■ **RECORDS FOR THE EXERCISE**:
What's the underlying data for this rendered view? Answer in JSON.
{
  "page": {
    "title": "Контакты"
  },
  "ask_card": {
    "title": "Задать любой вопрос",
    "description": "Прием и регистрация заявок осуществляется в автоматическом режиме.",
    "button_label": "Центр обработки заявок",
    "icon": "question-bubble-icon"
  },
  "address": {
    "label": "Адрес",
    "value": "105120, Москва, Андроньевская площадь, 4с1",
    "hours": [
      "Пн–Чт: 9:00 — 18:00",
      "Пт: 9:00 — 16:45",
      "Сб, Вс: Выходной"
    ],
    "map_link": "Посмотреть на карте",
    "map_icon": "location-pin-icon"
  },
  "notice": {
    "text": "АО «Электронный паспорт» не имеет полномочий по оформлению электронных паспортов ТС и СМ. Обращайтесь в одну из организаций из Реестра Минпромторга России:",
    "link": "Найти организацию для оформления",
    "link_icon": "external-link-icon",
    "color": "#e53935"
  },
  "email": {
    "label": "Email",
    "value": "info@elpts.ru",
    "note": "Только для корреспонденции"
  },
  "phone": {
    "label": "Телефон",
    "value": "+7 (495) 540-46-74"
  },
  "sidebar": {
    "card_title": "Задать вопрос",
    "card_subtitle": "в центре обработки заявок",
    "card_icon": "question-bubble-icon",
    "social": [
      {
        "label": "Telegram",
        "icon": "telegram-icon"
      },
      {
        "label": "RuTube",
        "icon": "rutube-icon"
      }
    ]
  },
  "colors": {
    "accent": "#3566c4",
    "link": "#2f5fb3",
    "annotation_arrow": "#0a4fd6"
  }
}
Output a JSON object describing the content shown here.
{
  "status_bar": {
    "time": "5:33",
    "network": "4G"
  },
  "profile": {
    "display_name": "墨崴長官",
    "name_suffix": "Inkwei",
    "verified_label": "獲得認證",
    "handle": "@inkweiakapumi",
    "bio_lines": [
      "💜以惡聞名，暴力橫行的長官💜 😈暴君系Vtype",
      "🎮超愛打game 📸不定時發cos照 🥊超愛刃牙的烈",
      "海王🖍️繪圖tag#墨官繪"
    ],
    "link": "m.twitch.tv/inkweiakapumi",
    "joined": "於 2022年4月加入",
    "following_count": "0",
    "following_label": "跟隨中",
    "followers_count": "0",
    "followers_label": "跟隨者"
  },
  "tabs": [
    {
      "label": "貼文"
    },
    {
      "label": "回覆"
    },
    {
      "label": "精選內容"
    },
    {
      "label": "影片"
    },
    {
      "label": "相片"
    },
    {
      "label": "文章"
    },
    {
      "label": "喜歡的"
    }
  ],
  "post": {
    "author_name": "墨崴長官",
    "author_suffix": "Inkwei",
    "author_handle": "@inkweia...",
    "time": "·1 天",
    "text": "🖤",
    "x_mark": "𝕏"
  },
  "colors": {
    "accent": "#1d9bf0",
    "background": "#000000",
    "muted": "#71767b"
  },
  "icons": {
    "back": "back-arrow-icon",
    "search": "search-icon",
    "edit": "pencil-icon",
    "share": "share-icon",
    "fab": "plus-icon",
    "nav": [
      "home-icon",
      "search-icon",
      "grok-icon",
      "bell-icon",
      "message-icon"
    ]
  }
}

■ **SET TASK**: Among the records above, how many lines carry the string "заявок"? Reply with the number alone.

■ **WORKED SOLUTION**: 3